- [Exercise materials]:
- - -

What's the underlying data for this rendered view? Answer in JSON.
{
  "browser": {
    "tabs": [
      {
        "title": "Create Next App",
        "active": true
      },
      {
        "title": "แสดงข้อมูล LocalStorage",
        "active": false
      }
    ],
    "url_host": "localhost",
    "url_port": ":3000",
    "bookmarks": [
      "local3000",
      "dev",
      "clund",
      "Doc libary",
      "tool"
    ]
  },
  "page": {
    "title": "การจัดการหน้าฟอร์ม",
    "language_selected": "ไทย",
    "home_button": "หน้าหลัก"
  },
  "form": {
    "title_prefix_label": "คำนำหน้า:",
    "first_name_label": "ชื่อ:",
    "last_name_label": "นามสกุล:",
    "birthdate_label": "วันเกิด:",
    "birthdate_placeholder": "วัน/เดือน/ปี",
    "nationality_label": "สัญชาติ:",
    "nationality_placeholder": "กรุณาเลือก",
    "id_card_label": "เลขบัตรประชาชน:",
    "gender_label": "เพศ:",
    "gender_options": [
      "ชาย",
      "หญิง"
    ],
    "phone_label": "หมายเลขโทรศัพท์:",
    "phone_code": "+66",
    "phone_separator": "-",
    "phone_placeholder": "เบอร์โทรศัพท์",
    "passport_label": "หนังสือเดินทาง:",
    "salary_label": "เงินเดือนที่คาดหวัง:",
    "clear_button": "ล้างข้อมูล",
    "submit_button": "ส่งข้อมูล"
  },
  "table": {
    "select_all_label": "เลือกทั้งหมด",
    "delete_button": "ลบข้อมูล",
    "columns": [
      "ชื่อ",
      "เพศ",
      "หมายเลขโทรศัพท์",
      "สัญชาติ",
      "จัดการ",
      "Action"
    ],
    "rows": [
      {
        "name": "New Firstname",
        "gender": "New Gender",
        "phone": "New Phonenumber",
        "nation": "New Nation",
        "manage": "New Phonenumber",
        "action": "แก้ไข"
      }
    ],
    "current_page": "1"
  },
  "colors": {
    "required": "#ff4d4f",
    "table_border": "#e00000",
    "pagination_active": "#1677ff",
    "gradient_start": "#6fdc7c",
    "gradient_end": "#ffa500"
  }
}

- - -

Reproduce the data shown above exactly.

What's the underlying data for this rendered view? Answer in JSON.
{
  "browser": {
    "tabs": [
      {
        "title": "Create Next App",
        "active": true
      },
      {
        "title": "แสดงข้อมูล LocalStorage",
        "active": false
      }
    ],
    "url_host": "localhost",
    "url_port": ":3000",
    "bookmarks": [
      "local3000",
      "dev",
      "clund",
      "Doc libary",
      "tool"
    ]
  },
  "page": {
    "title": "การจัดการหน้าฟอร์ม",
    "language_selected": "ไทย",
    "home_button": "หน้าหลัก"
  },
  "form": {
    "title_prefix_label": "คำนำหน้า:",
    "first_name_label": "ชื่อ:",
    "last_name_label": "นามสกุล:",
    "birthdate_label": "วันเกิด:",
    "birthdate_placeholder": "วัน/เดือน/ปี",
    "nationality_label": "สัญชาติ:",
    "nationality_placeholder": "กรุณาเลือก",
    "id_card_label": "เลขบัตรประชาชน:",
    "gender_label": "เพศ:",
    "gender_options": [
      "ชาย",
      "หญิง"
    ],
    "phone_label": "หมายเลขโทรศัพท์:",
    "phone_code": "+66",
    "phone_separator": "-",
    "phone_placeholder": "เบอร์โทรศัพท์",
    "passport_label": "หนังสือเดินทาง:",
    "salary_label": "เงินเดือนที่คาดหวัง:",
    "clear_button": "ล้างข้อมูล",
    "submit_button": "ส่งข้อมูล"
  },
  "table": {
    "select_all_label": "เลือกทั้งหมด",
    "delete_button": "ลบข้อมูล",
    "columns": [
      "ชื่อ",
      "เพศ",
      "หมายเลขโทรศัพท์",
      "สัญชาติ",
      "จัดการ",
      "Action"
    ],
    "rows": [
      {
        "name": "New Firstname",
        "gender": "New Gender",
        "phone": "New Phonenumber",
        "nation": "New Nation",
        "manage": "New Phonenumber",
        "action": "แก้ไข"
      }
    ],
    "current_page": "1"
  },
  "colors": {
    "required": "#ff4d4f",
    "table_border": "#e00000",
    "pagination_active": "#1677ff",
    "gradient_start": "#6fdc7c",
    "gradient_end": "#ffa500"
  }
}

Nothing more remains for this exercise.